Update the records starting at the line containing "macs-cell: 6.1 <box>914 267 948 297</box>" and ending at the line containing "bottom-rule <box>10 493 998 496</box>", replacing "acc-delta" with "acc-change" and leaving everything else unchanged. Return only those lines.

- Entries -
----

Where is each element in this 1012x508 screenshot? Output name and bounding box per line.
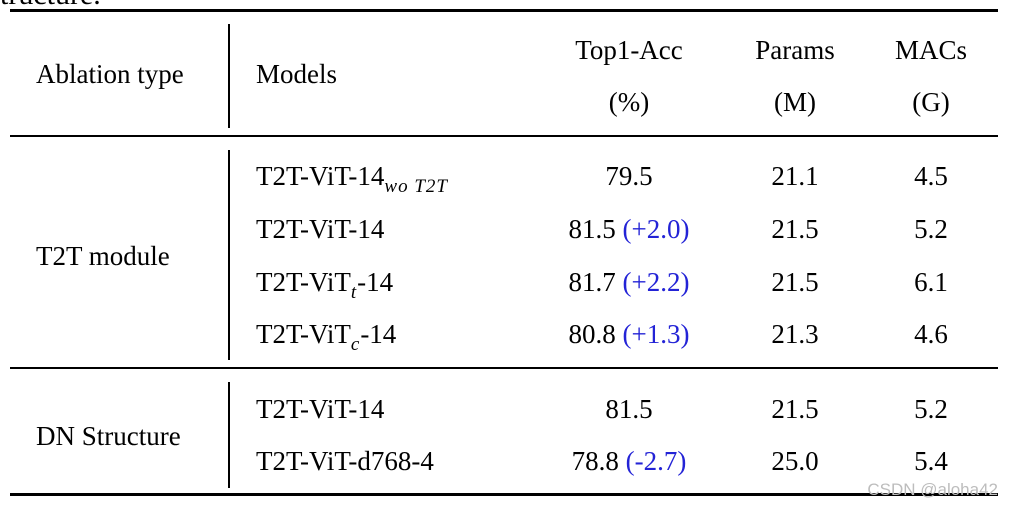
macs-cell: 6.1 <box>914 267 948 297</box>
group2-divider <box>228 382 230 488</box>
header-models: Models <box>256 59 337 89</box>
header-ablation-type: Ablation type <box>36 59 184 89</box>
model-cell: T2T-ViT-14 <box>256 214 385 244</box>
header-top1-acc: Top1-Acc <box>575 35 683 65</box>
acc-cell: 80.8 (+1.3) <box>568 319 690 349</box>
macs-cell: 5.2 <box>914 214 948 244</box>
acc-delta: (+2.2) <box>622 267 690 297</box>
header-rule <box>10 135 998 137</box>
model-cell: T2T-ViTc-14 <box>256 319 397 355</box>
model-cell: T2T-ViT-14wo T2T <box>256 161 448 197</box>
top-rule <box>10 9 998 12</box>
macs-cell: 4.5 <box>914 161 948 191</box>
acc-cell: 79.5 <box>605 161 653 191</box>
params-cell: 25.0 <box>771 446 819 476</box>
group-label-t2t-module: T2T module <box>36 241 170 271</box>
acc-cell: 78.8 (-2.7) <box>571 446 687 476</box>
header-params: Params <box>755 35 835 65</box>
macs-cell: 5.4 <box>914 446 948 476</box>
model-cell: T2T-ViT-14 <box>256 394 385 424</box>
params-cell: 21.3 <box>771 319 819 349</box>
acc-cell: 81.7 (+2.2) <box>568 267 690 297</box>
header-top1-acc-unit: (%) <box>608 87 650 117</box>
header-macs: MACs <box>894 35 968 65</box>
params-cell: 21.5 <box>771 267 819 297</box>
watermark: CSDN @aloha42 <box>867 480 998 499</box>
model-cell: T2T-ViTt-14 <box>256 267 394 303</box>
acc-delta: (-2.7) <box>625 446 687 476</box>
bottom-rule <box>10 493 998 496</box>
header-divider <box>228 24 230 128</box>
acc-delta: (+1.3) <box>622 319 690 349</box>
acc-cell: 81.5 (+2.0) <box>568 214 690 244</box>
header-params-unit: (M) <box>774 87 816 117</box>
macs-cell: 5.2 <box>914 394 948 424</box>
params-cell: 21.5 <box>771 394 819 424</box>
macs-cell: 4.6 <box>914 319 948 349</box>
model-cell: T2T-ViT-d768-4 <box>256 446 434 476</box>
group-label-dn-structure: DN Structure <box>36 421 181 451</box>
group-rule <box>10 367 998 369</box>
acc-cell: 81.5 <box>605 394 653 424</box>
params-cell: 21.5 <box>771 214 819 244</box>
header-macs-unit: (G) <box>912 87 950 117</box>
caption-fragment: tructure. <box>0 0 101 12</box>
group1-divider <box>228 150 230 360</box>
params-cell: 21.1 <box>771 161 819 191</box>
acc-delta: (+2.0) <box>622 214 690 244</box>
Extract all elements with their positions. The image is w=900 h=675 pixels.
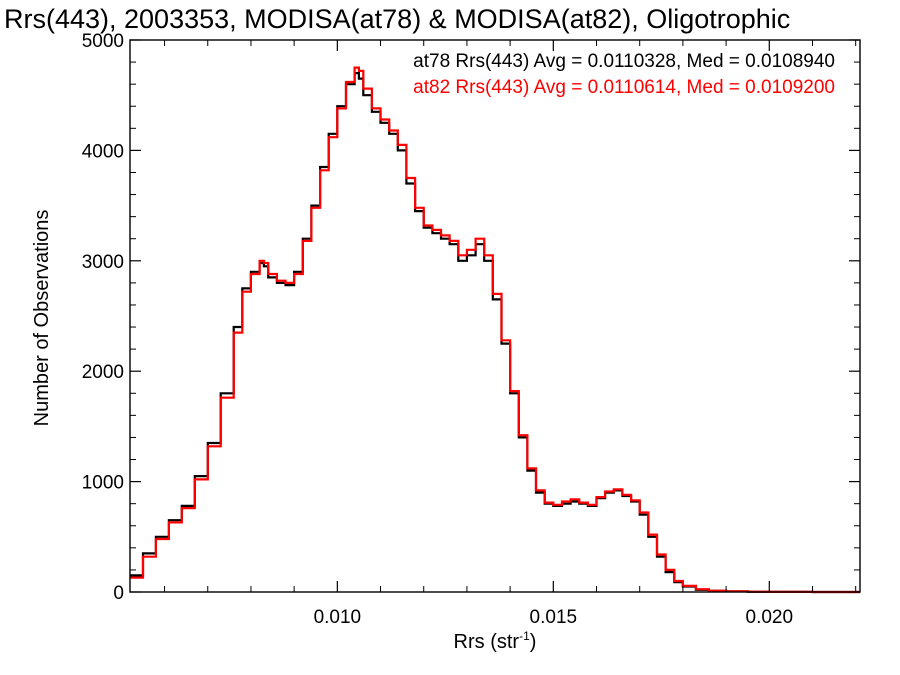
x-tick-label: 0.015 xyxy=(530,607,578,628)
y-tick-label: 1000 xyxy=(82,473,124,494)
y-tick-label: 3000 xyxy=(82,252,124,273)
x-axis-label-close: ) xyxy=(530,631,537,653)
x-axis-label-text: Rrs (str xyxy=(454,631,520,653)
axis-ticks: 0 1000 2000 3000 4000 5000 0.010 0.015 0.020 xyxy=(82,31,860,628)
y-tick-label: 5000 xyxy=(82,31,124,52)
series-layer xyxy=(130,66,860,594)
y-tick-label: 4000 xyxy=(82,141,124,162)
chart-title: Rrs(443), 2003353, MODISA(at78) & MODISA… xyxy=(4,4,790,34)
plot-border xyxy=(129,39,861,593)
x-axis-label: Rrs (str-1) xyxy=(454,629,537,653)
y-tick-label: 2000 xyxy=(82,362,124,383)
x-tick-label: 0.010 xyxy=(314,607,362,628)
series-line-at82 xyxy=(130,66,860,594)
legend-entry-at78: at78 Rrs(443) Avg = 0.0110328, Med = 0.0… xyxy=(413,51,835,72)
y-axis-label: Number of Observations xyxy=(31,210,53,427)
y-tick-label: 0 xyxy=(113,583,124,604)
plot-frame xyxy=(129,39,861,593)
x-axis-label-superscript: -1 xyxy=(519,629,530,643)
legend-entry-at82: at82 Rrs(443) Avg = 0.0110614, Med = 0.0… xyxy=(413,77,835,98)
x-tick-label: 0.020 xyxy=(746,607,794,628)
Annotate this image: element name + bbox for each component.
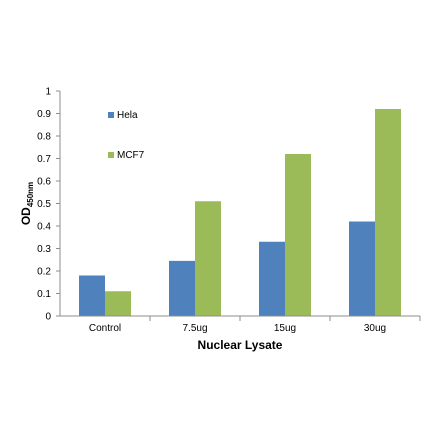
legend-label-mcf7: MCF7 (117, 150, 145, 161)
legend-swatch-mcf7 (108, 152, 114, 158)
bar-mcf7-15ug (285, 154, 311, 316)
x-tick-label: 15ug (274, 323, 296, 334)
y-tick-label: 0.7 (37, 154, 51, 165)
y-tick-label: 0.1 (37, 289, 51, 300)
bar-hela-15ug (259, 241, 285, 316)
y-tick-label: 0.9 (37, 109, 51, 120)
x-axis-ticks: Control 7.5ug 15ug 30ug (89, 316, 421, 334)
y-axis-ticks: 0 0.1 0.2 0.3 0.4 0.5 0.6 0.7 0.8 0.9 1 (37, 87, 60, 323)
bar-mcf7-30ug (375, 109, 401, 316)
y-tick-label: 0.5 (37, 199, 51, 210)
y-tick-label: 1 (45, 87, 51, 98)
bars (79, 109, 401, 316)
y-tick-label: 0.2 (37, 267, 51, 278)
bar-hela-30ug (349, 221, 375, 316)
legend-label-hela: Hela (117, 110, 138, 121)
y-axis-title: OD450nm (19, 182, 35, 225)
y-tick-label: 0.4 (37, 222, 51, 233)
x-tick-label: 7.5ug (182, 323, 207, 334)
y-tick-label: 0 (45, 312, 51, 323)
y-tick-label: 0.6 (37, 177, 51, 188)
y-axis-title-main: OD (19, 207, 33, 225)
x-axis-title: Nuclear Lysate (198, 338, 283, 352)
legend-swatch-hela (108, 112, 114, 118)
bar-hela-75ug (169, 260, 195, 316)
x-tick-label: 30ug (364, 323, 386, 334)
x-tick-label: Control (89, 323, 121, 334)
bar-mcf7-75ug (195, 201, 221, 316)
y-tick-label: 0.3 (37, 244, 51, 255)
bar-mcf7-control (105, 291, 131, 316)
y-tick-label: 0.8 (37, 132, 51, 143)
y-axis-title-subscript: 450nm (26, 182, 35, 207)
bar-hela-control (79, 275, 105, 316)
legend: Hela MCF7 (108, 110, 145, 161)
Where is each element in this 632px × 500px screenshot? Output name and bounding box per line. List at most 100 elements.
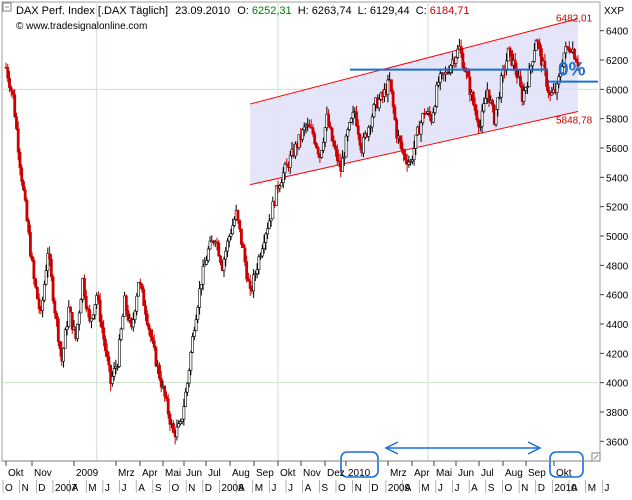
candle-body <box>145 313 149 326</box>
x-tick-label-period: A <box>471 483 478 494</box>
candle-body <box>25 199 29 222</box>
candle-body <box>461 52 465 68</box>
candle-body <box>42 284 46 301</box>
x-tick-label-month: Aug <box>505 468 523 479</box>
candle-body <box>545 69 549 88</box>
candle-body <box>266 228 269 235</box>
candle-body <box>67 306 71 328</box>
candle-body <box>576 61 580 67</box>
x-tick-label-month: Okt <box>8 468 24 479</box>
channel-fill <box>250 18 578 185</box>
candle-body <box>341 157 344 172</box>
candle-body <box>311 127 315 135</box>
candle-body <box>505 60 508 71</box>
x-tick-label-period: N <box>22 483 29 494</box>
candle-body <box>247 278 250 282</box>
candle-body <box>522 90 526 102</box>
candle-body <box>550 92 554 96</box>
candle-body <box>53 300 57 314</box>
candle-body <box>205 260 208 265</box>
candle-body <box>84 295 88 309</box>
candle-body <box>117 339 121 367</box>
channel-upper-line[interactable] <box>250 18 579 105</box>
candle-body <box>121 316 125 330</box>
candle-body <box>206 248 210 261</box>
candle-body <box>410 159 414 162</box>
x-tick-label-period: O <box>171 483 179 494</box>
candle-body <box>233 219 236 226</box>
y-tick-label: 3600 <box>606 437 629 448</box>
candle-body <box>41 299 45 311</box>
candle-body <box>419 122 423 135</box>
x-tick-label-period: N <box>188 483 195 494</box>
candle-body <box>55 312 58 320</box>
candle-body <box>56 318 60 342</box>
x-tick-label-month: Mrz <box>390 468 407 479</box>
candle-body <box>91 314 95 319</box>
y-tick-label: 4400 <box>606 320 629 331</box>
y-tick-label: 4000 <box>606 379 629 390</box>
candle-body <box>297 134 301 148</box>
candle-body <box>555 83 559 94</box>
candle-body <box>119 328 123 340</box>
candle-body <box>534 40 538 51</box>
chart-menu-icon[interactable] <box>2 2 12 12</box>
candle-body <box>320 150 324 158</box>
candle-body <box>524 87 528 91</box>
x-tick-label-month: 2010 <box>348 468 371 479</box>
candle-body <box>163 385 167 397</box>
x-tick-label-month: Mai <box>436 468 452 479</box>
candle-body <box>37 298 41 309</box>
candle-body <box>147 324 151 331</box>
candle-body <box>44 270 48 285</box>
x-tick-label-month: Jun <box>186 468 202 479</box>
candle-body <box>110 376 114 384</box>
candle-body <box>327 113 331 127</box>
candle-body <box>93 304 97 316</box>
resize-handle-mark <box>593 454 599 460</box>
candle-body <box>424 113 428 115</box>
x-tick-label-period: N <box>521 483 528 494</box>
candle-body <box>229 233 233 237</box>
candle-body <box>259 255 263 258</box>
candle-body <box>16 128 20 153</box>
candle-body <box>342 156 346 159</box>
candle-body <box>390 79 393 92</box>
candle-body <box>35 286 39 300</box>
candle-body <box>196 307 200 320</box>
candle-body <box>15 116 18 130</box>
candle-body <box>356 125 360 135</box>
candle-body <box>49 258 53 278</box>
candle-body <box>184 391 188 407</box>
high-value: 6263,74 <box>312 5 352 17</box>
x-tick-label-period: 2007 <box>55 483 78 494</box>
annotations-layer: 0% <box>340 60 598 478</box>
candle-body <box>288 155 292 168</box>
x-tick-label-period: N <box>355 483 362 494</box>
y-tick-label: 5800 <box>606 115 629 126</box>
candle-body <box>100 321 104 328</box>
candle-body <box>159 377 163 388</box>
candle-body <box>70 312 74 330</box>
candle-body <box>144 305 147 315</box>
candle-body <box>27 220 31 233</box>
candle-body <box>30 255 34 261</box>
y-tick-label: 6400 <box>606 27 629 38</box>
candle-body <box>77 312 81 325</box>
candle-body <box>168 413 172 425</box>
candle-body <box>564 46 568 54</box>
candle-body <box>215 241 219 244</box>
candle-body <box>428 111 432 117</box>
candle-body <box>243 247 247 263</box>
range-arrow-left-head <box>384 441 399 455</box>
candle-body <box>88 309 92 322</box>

----

- Complete response -
macs-cell: 6.1 <box>914 267 948 297</box>
group2-divider <box>228 382 230 488</box>
header-models: Models <box>256 59 337 89</box>
header-ablation-type: Ablation type <box>36 59 184 89</box>
model-cell: T2T-ViT-14 <box>256 214 385 244</box>
header-top1-acc: Top1-Acc <box>575 35 683 65</box>
acc-cell: 80.8 (+1.3) <box>568 319 690 349</box>
macs-cell: 5.2 <box>914 214 948 244</box>
acc-change: (+2.2) <box>622 267 690 297</box>
header-rule <box>10 135 998 137</box>
model-cell: T2T-ViTc-14 <box>256 319 397 355</box>
model-cell: T2T-ViT-14wo T2T <box>256 161 448 197</box>
top-rule <box>10 9 998 12</box>
macs-cell: 4.5 <box>914 161 948 191</box>
acc-cell: 79.5 <box>605 161 653 191</box>
params-cell: 25.0 <box>771 446 819 476</box>
group-label-t2t-module: T2T module <box>36 241 170 271</box>
acc-cell: 78.8 (-2.7) <box>571 446 687 476</box>
header-params: Params <box>755 35 835 65</box>
macs-cell: 5.4 <box>914 446 948 476</box>
model-cell: T2T-ViT-14 <box>256 394 385 424</box>
params-cell: 21.3 <box>771 319 819 349</box>
acc-cell: 81.7 (+2.2) <box>568 267 690 297</box>
header-top1-acc-unit: (%) <box>608 87 650 117</box>
header-macs: MACs <box>894 35 968 65</box>
params-cell: 21.5 <box>771 267 819 297</box>
watermark: CSDN @aloha42 <box>867 480 998 499</box>
model-cell: T2T-ViTt-14 <box>256 267 394 303</box>
acc-change: (-2.7) <box>625 446 687 476</box>
bottom-rule <box>10 493 998 496</box>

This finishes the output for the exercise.